▸ **Given task**
From the entries below, pull out each line where "port" appears.
============================================================
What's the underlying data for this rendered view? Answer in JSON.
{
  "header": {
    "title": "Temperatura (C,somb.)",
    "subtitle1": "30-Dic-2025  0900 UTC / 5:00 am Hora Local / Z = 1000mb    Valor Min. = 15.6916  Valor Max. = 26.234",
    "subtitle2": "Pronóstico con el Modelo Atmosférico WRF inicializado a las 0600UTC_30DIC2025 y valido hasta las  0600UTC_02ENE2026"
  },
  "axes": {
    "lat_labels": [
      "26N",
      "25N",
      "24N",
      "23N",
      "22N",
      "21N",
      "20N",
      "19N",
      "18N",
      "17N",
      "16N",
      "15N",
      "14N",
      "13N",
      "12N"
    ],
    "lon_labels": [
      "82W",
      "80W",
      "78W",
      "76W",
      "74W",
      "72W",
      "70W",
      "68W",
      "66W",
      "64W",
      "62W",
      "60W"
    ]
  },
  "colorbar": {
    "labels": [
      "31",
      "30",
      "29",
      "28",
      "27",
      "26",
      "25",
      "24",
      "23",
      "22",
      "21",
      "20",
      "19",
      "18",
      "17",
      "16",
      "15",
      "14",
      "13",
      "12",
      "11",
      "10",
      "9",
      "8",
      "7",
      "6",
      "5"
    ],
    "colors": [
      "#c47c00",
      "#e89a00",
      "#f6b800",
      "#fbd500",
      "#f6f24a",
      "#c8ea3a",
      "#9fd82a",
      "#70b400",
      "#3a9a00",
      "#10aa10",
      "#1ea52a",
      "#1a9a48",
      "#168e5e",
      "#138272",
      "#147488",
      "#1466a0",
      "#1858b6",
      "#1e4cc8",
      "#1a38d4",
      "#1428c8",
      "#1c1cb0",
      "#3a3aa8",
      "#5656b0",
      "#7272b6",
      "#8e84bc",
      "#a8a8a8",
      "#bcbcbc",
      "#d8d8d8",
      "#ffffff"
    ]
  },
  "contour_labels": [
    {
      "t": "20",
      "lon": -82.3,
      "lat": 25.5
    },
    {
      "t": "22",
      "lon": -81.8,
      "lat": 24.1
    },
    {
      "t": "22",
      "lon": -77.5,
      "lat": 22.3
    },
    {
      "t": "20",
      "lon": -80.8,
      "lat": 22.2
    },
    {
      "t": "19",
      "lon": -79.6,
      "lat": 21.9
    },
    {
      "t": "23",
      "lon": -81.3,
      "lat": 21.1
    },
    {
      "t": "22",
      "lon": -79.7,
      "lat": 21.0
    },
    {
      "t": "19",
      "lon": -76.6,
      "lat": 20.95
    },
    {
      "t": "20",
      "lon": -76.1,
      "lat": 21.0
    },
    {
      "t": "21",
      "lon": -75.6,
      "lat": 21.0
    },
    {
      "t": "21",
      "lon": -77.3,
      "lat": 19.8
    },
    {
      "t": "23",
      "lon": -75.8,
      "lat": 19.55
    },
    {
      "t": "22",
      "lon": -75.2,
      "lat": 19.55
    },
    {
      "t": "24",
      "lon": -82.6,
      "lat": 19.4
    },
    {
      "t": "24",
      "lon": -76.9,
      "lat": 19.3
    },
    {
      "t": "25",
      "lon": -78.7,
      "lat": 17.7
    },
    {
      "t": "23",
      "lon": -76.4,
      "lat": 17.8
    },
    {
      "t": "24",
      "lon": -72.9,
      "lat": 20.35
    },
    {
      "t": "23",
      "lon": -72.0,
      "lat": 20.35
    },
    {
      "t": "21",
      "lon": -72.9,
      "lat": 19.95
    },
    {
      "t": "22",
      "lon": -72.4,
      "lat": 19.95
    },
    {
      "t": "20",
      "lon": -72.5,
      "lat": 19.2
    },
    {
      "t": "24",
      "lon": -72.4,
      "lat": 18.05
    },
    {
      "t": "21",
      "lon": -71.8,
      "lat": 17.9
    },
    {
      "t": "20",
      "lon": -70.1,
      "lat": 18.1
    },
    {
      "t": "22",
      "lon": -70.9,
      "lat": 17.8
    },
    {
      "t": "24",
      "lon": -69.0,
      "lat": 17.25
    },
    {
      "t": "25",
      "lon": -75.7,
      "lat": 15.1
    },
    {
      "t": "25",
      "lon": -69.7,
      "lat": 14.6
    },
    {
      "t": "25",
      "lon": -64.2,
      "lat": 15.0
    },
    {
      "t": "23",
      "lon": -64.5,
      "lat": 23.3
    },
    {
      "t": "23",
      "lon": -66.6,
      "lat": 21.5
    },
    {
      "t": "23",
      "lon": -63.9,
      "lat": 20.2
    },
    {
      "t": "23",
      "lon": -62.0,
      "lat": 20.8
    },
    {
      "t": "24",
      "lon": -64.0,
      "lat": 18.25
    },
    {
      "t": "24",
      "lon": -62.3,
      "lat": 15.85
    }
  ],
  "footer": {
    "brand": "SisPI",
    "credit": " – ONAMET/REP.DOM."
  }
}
============================================================
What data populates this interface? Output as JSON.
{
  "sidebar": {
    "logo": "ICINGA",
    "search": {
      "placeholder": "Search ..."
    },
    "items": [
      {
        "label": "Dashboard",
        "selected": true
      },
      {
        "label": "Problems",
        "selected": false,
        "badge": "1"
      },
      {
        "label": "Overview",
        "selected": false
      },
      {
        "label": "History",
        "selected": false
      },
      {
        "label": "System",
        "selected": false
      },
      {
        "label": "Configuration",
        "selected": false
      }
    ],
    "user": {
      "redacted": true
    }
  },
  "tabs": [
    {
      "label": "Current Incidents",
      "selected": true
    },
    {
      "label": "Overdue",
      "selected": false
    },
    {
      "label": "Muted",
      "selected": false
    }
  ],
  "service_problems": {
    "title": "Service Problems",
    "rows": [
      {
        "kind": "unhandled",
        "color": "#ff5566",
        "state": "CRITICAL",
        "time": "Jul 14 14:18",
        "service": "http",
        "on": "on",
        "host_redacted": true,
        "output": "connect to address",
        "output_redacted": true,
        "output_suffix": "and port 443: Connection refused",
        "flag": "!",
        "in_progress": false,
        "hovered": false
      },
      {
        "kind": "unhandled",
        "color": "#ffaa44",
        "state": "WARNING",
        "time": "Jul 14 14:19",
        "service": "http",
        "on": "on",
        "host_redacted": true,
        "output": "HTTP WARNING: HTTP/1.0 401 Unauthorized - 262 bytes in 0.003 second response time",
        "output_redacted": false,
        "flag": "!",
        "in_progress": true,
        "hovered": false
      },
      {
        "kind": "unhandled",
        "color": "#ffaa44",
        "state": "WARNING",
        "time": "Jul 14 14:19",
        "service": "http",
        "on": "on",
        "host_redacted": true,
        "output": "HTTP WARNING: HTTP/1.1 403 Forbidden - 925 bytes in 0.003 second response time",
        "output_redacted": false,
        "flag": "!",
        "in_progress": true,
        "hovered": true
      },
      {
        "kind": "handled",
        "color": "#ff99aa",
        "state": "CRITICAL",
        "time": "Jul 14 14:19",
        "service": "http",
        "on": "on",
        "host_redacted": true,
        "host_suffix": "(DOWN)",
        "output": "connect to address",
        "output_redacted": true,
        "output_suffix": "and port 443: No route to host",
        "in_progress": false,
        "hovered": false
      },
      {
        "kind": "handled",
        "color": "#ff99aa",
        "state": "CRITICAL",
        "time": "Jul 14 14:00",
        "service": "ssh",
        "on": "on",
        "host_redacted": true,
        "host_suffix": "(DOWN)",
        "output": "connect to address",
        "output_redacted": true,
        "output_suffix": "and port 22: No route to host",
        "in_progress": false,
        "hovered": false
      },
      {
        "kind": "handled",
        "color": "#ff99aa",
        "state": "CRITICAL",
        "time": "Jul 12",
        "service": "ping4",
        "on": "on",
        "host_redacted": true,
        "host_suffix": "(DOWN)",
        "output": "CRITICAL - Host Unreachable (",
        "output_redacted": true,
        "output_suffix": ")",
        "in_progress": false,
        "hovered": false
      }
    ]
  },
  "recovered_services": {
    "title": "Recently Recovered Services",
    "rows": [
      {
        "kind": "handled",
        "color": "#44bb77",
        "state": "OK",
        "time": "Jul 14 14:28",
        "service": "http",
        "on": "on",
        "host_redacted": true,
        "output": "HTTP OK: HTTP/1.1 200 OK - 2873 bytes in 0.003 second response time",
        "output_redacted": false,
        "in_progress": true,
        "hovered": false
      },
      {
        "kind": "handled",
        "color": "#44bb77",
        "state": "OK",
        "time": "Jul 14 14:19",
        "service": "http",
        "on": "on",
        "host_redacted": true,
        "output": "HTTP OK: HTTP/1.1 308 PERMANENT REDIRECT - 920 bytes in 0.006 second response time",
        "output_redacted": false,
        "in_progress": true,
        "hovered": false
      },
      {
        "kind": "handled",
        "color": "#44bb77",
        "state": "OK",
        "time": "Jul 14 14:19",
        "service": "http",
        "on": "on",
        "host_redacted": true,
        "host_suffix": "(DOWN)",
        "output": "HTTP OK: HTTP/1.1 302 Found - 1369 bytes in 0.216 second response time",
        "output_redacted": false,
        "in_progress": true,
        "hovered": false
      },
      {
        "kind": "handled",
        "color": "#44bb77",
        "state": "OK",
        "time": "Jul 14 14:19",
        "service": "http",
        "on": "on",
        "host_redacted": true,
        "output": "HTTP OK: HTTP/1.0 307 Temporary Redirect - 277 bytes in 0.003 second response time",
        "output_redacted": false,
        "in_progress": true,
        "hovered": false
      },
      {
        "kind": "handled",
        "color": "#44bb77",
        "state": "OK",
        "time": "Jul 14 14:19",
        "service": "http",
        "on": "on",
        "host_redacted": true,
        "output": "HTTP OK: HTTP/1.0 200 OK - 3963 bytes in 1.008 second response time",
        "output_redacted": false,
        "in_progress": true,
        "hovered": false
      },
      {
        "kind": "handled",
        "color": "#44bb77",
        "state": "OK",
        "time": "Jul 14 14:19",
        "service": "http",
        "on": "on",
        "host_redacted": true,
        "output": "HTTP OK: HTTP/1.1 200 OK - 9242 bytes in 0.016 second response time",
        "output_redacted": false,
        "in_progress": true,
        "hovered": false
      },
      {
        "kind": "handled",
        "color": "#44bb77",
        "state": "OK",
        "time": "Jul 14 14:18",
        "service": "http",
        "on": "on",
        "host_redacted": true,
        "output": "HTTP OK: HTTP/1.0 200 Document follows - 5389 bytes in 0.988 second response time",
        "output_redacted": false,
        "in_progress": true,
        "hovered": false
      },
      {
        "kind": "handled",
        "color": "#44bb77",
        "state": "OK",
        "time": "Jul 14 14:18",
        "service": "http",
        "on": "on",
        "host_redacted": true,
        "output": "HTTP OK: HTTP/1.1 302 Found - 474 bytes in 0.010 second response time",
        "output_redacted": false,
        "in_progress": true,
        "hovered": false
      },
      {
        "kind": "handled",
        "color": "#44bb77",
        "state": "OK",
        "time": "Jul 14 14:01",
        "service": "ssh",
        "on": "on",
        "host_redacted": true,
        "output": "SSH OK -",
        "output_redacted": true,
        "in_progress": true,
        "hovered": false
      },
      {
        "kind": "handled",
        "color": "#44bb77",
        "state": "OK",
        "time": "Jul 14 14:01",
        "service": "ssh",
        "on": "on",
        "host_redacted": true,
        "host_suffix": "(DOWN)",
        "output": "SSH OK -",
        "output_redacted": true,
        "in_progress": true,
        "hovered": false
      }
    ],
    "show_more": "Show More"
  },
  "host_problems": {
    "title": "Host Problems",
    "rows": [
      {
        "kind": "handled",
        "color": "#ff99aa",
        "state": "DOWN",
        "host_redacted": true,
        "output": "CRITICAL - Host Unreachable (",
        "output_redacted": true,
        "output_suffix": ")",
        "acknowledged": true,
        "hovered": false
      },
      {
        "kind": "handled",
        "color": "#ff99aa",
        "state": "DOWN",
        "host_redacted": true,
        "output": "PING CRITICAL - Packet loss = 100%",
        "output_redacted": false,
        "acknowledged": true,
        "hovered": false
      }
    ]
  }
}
============================================================
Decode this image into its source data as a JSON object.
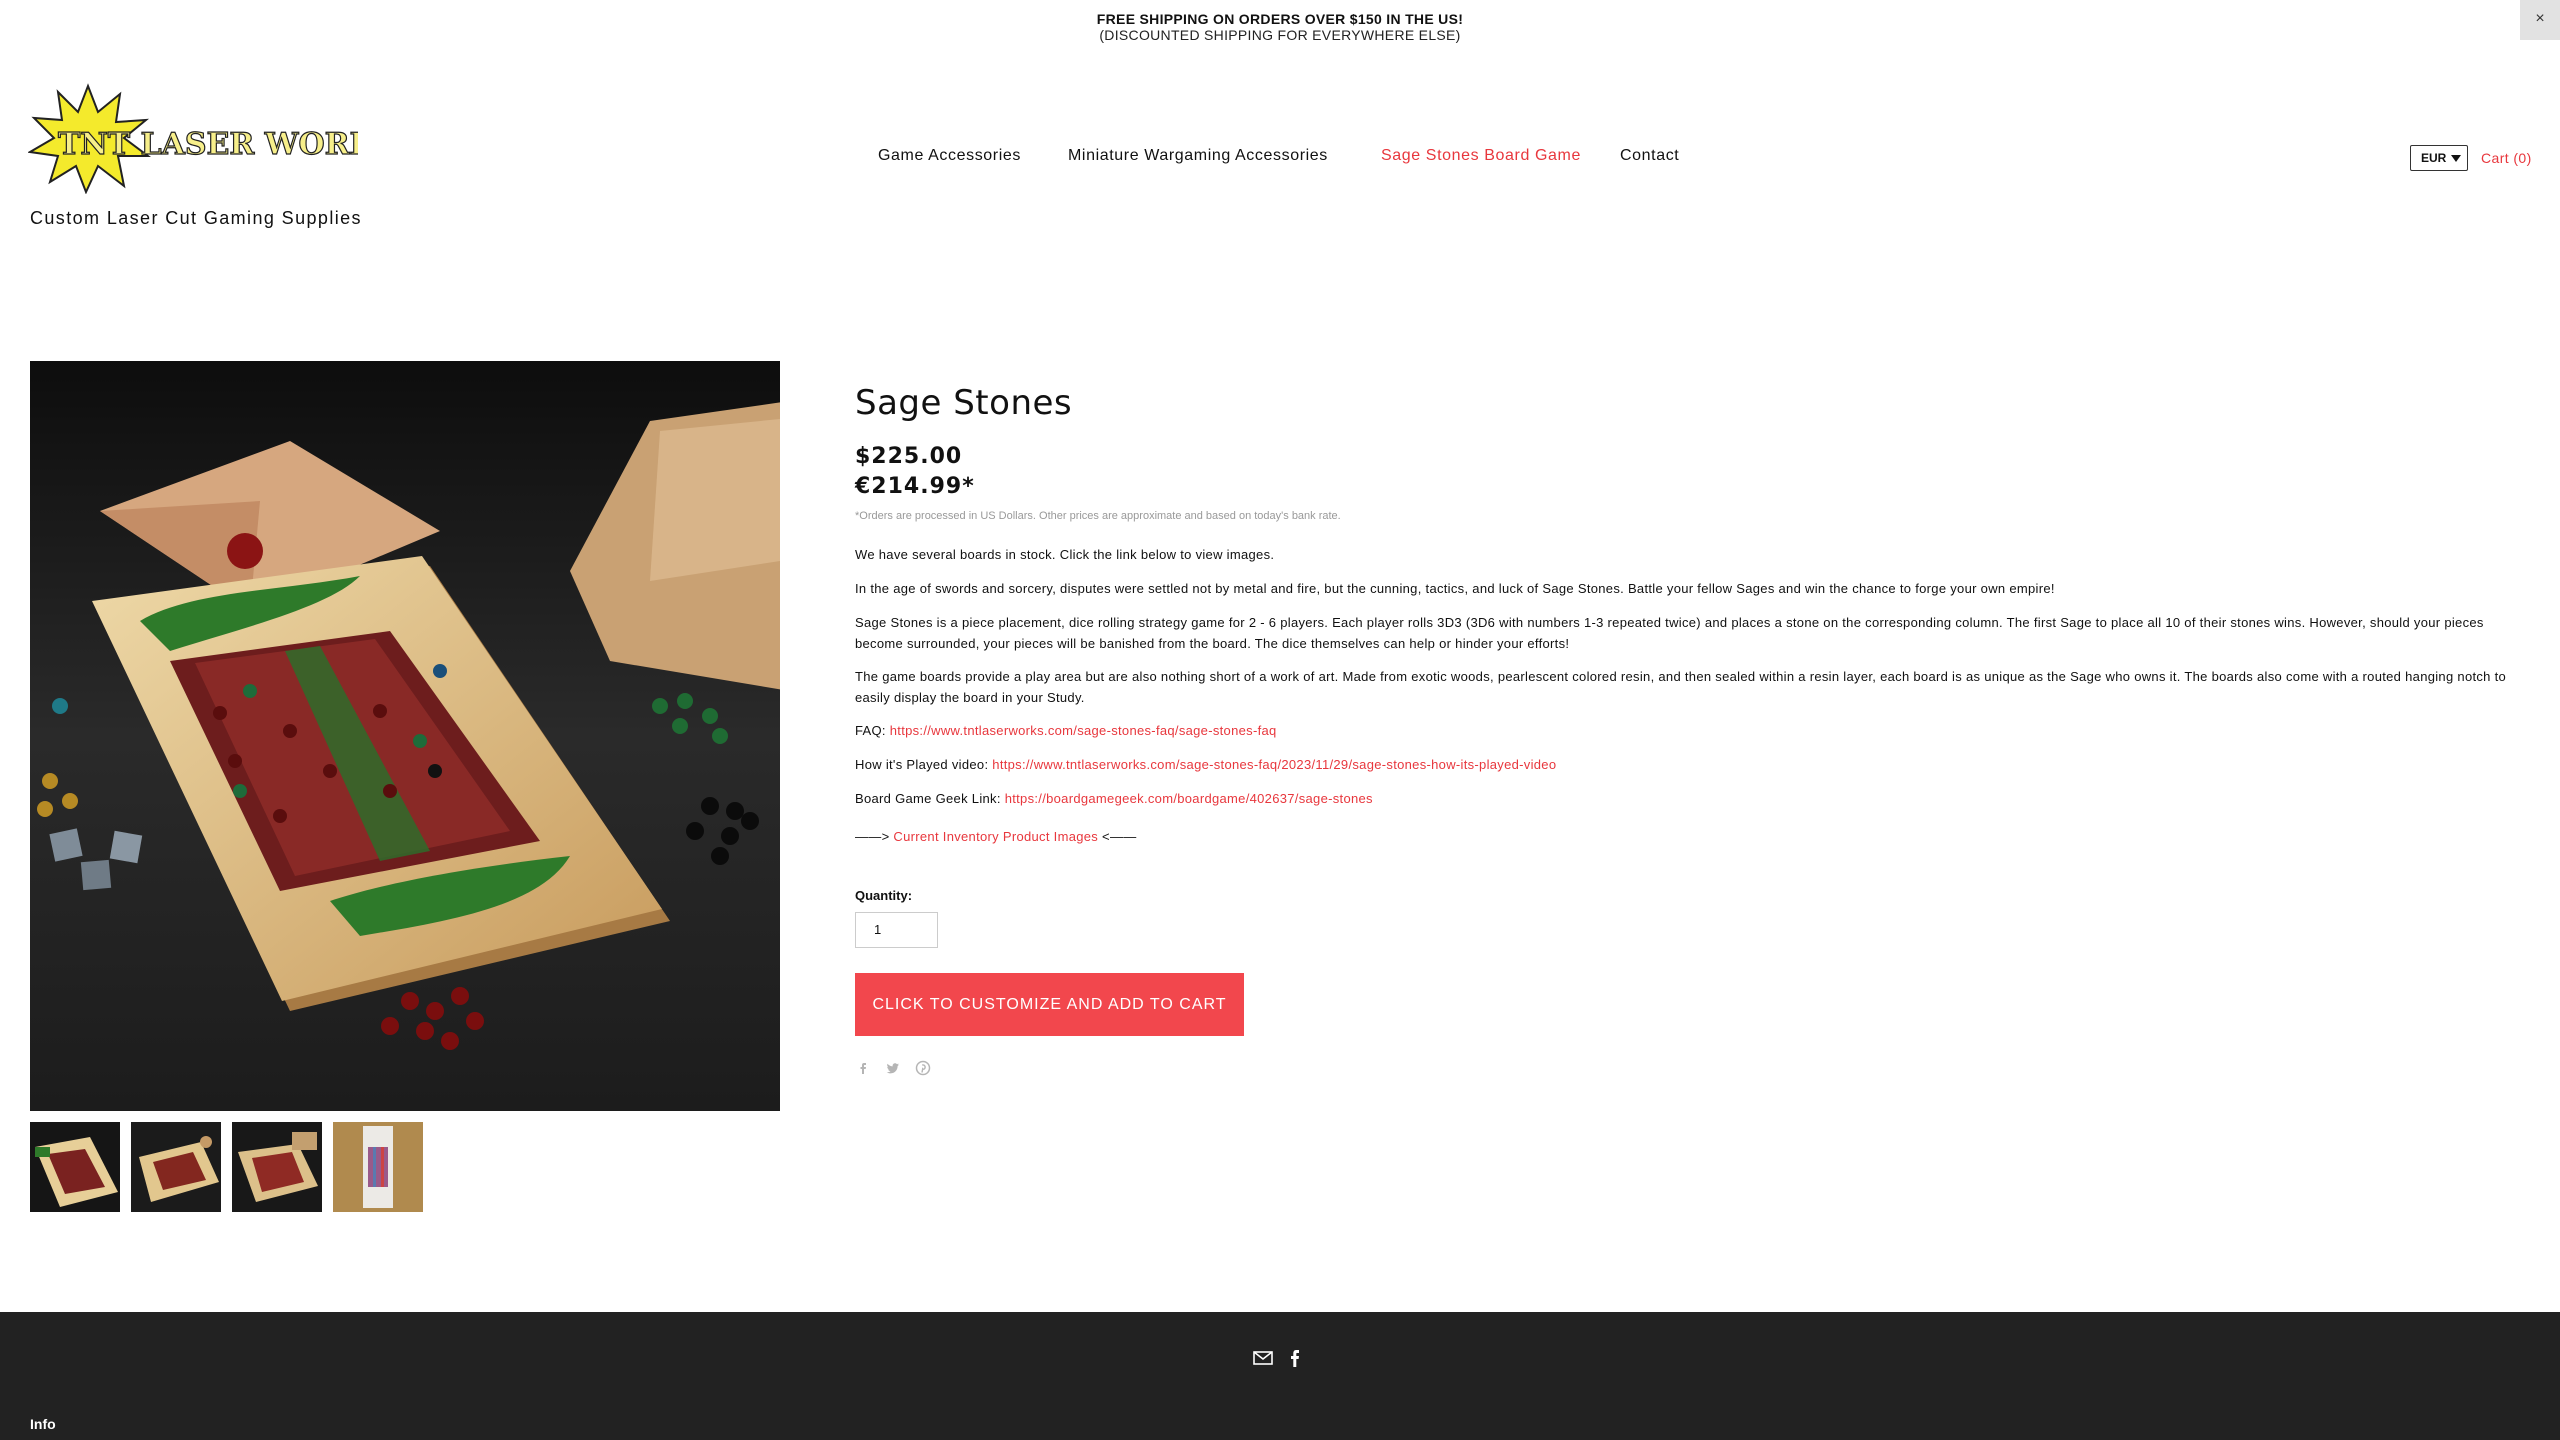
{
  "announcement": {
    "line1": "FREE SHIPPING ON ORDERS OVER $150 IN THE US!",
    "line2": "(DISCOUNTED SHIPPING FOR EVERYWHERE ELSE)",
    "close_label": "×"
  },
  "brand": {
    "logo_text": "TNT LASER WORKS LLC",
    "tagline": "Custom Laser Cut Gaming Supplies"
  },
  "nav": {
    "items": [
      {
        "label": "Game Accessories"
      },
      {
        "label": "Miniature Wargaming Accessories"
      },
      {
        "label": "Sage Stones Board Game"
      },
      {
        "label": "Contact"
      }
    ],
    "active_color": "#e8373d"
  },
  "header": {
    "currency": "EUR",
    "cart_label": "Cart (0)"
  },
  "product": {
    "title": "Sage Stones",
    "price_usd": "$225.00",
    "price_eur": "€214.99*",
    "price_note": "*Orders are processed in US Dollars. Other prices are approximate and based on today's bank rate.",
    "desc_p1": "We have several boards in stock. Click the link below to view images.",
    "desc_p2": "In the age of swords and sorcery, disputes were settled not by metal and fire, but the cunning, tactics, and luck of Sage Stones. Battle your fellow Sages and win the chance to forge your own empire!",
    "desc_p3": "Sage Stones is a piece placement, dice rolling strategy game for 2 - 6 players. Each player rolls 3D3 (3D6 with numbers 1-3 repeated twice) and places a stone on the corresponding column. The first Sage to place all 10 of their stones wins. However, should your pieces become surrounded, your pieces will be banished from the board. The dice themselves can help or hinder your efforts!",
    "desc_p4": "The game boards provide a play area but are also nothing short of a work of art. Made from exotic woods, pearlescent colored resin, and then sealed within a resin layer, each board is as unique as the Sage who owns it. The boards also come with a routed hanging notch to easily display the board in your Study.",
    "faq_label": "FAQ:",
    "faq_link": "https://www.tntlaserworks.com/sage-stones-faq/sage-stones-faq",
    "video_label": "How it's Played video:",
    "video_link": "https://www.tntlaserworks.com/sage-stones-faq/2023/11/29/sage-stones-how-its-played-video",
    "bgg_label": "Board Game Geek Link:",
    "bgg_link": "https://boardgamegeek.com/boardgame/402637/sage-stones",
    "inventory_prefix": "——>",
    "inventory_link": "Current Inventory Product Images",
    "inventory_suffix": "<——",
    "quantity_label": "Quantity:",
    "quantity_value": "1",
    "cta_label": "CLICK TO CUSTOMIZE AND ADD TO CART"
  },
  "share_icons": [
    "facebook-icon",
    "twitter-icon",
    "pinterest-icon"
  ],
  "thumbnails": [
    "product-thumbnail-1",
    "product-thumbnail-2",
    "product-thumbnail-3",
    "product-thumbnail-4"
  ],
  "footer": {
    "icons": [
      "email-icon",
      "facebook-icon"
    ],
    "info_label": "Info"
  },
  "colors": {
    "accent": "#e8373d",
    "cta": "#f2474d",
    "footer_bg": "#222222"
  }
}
============================================================
▸ **The result**
        "output_suffix": "and port 443: Connection refused",
        "output_suffix": "and port 443: No route to host",
        "output_suffix": "and port 22: No route to host",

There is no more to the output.